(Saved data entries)
^^^^

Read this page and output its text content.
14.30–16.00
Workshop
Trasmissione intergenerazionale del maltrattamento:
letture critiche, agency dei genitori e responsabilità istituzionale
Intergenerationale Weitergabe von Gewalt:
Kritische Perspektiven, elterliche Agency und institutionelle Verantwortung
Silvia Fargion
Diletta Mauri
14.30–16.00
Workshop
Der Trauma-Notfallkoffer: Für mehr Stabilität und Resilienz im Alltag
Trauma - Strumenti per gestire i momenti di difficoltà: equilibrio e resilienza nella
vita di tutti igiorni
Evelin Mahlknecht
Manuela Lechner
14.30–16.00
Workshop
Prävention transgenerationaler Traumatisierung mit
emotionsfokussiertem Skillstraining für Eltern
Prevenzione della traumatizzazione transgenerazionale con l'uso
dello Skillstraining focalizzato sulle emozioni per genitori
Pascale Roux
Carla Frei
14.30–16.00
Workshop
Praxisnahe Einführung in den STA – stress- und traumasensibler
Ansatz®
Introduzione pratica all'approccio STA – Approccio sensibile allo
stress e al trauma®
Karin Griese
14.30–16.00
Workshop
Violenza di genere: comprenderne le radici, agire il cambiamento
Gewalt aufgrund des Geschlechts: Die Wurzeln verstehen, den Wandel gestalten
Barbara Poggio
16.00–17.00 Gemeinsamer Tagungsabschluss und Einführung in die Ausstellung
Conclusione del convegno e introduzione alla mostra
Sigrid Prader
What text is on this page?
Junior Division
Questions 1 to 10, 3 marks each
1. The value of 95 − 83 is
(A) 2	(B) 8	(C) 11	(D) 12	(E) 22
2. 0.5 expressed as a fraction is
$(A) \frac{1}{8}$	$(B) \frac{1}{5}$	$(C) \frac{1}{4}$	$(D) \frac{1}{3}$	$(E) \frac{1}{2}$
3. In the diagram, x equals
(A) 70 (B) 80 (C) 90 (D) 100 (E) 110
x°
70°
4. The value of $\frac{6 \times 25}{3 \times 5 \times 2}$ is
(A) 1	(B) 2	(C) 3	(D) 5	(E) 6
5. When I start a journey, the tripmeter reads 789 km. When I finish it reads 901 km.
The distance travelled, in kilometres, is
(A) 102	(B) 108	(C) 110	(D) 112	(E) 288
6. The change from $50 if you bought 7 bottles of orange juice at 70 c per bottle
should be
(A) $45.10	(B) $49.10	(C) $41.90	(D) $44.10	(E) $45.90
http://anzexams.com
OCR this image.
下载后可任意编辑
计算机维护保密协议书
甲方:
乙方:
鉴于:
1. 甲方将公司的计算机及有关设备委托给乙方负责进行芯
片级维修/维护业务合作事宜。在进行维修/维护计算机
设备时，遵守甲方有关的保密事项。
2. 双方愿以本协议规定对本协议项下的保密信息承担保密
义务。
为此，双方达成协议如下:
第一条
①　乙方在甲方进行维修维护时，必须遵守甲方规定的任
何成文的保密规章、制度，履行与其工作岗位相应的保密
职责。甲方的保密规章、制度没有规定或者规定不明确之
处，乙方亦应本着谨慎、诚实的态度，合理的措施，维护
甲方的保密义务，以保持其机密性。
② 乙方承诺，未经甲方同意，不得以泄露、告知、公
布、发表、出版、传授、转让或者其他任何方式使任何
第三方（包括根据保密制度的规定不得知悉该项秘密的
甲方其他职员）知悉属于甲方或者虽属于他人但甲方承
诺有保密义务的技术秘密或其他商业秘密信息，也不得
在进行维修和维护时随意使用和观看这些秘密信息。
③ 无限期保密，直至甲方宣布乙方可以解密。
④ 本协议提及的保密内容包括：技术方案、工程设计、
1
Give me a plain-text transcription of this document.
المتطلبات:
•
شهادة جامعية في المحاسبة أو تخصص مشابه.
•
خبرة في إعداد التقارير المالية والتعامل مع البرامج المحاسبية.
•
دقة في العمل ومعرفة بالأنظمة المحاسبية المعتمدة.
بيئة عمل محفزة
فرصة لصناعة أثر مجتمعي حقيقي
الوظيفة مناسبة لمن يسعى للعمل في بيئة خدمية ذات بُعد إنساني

^^^^

Job: Which lines hold the string "المحاسبية"? List them all.

Response below:
خبرة في إعداد التقارير المالية والتعامل مع البرامج المحاسبية.
دقة في العمل ومعرفة بالأنظمة المحاسبية المعتمدة.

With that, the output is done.